▶ Exercise objective
Copy the full set of lines exactly as given.

>> start Data

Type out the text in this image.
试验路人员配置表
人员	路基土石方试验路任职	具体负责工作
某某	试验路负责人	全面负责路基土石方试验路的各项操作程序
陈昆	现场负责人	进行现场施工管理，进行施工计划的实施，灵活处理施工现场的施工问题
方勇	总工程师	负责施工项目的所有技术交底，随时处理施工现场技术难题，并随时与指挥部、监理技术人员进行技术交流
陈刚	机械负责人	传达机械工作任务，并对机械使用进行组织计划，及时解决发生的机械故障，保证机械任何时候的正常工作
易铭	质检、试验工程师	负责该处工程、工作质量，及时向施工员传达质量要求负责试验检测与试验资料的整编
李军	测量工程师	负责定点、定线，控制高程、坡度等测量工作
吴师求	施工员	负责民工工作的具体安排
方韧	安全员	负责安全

>> end Data

▶ Solved problem
Type out the text in this image.
试验路人员配置表
人员	路基土石方试验路任职	具体负责工作
某某	试验路负责人	全面负责路基土石方试验路的各项操作程序
陈昆	现场负责人	进行现场施工管理，进行施工计划的实施，灵活处理施工现场的施工问题
方勇	总工程师	负责施工项目的所有技术交底，随时处理施工现场技术难题，并随时与指挥部、监理技术人员进行技术交流
陈刚	机械负责人	传达机械工作任务，并对机械使用进行组织计划，及时解决发生的机械故障，保证机械任何时候的正常工作
易铭	质检、试验工程师	负责该处工程、工作质量，及时向施工员传达质量要求负责试验检测与试验资料的整编
李军	测量工程师	负责定点、定线，控制高程、坡度等测量工作
吴师求	施工员	负责民工工作的具体安排
方韧	安全员	负责安全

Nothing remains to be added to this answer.